◆ What you will do
Reproduce the material exactly, omitting nothing.

Some records:
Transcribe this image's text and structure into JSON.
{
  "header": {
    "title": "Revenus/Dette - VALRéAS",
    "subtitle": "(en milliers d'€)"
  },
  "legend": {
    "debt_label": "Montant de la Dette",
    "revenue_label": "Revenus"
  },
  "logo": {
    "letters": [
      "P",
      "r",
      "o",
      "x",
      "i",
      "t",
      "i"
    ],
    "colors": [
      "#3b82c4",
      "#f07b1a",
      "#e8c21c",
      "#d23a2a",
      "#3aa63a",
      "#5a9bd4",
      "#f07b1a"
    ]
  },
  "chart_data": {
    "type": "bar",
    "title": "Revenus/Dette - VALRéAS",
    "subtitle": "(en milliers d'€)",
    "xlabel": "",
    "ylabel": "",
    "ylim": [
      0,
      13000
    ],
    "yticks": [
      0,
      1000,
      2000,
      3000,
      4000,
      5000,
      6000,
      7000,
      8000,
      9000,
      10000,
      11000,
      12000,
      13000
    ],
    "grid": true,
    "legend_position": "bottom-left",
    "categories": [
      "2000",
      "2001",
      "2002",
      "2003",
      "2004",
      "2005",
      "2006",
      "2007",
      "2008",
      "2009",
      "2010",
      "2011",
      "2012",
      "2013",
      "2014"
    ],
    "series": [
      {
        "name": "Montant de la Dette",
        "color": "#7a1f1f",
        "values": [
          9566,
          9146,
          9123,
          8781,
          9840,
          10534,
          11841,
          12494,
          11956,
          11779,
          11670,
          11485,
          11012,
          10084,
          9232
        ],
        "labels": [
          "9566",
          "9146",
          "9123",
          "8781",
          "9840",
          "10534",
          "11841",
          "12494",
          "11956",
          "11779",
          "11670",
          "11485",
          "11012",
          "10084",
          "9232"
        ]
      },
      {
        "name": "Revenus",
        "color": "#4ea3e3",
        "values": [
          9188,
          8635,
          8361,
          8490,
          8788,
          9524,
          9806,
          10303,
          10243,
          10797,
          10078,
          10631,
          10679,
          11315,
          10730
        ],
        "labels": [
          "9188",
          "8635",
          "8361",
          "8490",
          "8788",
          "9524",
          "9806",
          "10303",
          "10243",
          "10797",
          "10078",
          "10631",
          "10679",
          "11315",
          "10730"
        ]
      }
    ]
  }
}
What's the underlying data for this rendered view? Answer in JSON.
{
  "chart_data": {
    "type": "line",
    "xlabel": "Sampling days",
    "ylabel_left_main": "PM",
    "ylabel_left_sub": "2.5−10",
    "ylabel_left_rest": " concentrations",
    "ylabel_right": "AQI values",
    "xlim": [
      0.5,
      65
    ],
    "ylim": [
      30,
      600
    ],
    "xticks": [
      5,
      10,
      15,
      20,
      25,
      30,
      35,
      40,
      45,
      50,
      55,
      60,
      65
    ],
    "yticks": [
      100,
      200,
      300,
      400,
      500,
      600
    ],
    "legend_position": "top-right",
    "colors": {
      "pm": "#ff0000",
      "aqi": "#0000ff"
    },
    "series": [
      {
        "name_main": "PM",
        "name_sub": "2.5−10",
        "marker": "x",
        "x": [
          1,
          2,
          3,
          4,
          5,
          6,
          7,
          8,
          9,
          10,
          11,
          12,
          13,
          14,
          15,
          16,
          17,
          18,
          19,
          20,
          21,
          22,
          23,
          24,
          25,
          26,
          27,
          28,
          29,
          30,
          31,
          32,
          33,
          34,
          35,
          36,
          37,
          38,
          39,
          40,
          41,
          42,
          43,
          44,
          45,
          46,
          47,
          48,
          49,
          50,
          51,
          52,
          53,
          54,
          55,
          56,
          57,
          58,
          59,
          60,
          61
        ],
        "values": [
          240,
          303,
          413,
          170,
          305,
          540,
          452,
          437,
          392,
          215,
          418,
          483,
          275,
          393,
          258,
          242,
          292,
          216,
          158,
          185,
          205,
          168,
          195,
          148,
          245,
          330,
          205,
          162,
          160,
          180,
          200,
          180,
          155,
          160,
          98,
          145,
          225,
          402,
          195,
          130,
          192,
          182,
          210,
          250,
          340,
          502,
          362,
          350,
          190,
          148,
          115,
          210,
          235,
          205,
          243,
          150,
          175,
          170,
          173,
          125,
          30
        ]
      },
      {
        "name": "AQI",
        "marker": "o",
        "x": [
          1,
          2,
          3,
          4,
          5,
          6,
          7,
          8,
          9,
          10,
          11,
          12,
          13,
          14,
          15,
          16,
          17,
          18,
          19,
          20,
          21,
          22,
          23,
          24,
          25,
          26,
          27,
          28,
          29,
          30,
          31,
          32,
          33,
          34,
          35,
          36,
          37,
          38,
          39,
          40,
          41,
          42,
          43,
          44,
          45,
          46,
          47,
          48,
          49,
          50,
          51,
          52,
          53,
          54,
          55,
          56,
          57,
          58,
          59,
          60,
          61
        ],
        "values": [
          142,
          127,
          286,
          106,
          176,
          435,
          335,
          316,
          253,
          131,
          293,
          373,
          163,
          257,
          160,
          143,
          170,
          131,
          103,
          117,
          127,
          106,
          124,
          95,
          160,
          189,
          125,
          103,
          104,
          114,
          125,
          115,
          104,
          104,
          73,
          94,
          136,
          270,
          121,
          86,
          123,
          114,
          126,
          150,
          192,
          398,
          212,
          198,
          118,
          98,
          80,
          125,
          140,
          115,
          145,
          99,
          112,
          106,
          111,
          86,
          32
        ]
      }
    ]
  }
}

◆ Answer to this exercise
Transcribe this image's text and structure into JSON.
{
  "header": {
    "title": "Revenus/Dette - VALRéAS",
    "subtitle": "(en milliers d'€)"
  },
  "legend": {
    "debt_label": "Montant de la Dette",
    "revenue_label": "Revenus"
  },
  "logo": {
    "letters": [
      "P",
      "r",
      "o",
      "x",
      "i",
      "t",
      "i"
    ],
    "colors": [
      "#3b82c4",
      "#f07b1a",
      "#e8c21c",
      "#d23a2a",
      "#3aa63a",
      "#5a9bd4",
      "#f07b1a"
    ]
  },
  "chart_data": {
    "type": "bar",
    "title": "Revenus/Dette - VALRéAS",
    "subtitle": "(en milliers d'€)",
    "xlabel": "",
    "ylabel": "",
    "ylim": [
      0,
      13000
    ],
    "yticks": [
      0,
      1000,
      2000,
      3000,
      4000,
      5000,
      6000,
      7000,
      8000,
      9000,
      10000,
      11000,
      12000,
      13000
    ],
    "grid": true,
    "legend_position": "bottom-left",
    "categories": [
      "2000",
      "2001",
      "2002",
      "2003",
      "2004",
      "2005",
      "2006",
      "2007",
      "2008",
      "2009",
      "2010",
      "2011",
      "2012",
      "2013",
      "2014"
    ],
    "series": [
      {
        "name": "Montant de la Dette",
        "color": "#7a1f1f",
        "values": [
          9566,
          9146,
          9123,
          8781,
          9840,
          10534,
          11841,
          12494,
          11956,
          11779,
          11670,
          11485,
          11012,
          10084,
          9232
        ],
        "labels": [
          "9566",
          "9146",
          "9123",
          "8781",
          "9840",
          "10534",
          "11841",
          "12494",
          "11956",
          "11779",
          "11670",
          "11485",
          "11012",
          "10084",
          "9232"
        ]
      },
      {
        "name": "Revenus",
        "color": "#4ea3e3",
        "values": [
          9188,
          8635,
          8361,
          8490,
          8788,
          9524,
          9806,
          10303,
          10243,
          10797,
          10078,
          10631,
          10679,
          11315,
          10730
        ],
        "labels": [
          "9188",
          "8635",
          "8361",
          "8490",
          "8788",
          "9524",
          "9806",
          "10303",
          "10243",
          "10797",
          "10078",
          "10631",
          "10679",
          "11315",
          "10730"
        ]
      }
    ]
  }
}
What's the underlying data for this rendered view? Answer in JSON.
{
  "chart_data": {
    "type": "line",
    "xlabel": "Sampling days",
    "ylabel_left_main": "PM",
    "ylabel_left_sub": "2.5−10",
    "ylabel_left_rest": " concentrations",
    "ylabel_right": "AQI values",
    "xlim": [
      0.5,
      65
    ],
    "ylim": [
      30,
      600
    ],
    "xticks": [
      5,
      10,
      15,
      20,
      25,
      30,
      35,
      40,
      45,
      50,
      55,
      60,
      65
    ],
    "yticks": [
      100,
      200,
      300,
      400,
      500,
      600
    ],
    "legend_position": "top-right",
    "colors": {
      "pm": "#ff0000",
      "aqi": "#0000ff"
    },
    "series": [
      {
        "name_main": "PM",
        "name_sub": "2.5−10",
        "marker": "x",
        "x": [
          1,
          2,
          3,
          4,
          5,
          6,
          7,
          8,
          9,
          10,
          11,
          12,
          13,
          14,
          15,
          16,
          17,
          18,
          19,
          20,
          21,
          22,
          23,
          24,
          25,
          26,
          27,
          28,
          29,
          30,
          31,
          32,
          33,
          34,
          35,
          36,
          37,
          38,
          39,
          40,
          41,
          42,
          43,
          44,
          45,
          46,
          47,
          48,
          49,
          50,
          51,
          52,
          53,
          54,
          55,
          56,
          57,
          58,
          59,
          60,
          61
        ],
        "values": [
          240,
          303,
          413,
          170,
          305,
          540,
          452,
          437,
          392,
          215,
          418,
          483,
          275,
          393,
          258,
          242,
          292,
          216,
          158,
          185,
          205,
          168,
          195,
          148,
          245,
          330,
          205,
          162,
          160,
          180,
          200,
          180,
          155,
          160,
          98,
          145,
          225,
          402,
          195,
          130,
          192,
          182,
          210,
          250,
          340,
          502,
          362,
          350,
          190,
          148,
          115,
          210,
          235,
          205,
          243,
          150,
          175,
          170,
          173,
          125,
          30
        ]
      },
      {
        "name": "AQI",
        "marker": "o",
        "x": [
          1,
          2,
          3,
          4,
          5,
          6,
          7,
          8,
          9,
          10,
          11,
          12,
          13,
          14,
          15,
          16,
          17,
          18,
          19,
          20,
          21,
          22,
          23,
          24,
          25,
          26,
          27,
          28,
          29,
          30,
          31,
          32,
          33,
          34,
          35,
          36,
          37,
          38,
          39,
          40,
          41,
          42,
          43,
          44,
          45,
          46,
          47,
          48,
          49,
          50,
          51,
          52,
          53,
          54,
          55,
          56,
          57,
          58,
          59,
          60,
          61
        ],
        "values": [
          142,
          127,
          286,
          106,
          176,
          435,
          335,
          316,
          253,
          131,
          293,
          373,
          163,
          257,
          160,
          143,
          170,
          131,
          103,
          117,
          127,
          106,
          124,
          95,
          160,
          189,
          125,
          103,
          104,
          114,
          125,
          115,
          104,
          104,
          73,
          94,
          136,
          270,
          121,
          86,
          123,
          114,
          126,
          150,
          192,
          398,
          212,
          198,
          118,
          98,
          80,
          125,
          140,
          115,
          145,
          99,
          112,
          106,
          111,
          86,
          32
        ]
      }
    ]
  }
}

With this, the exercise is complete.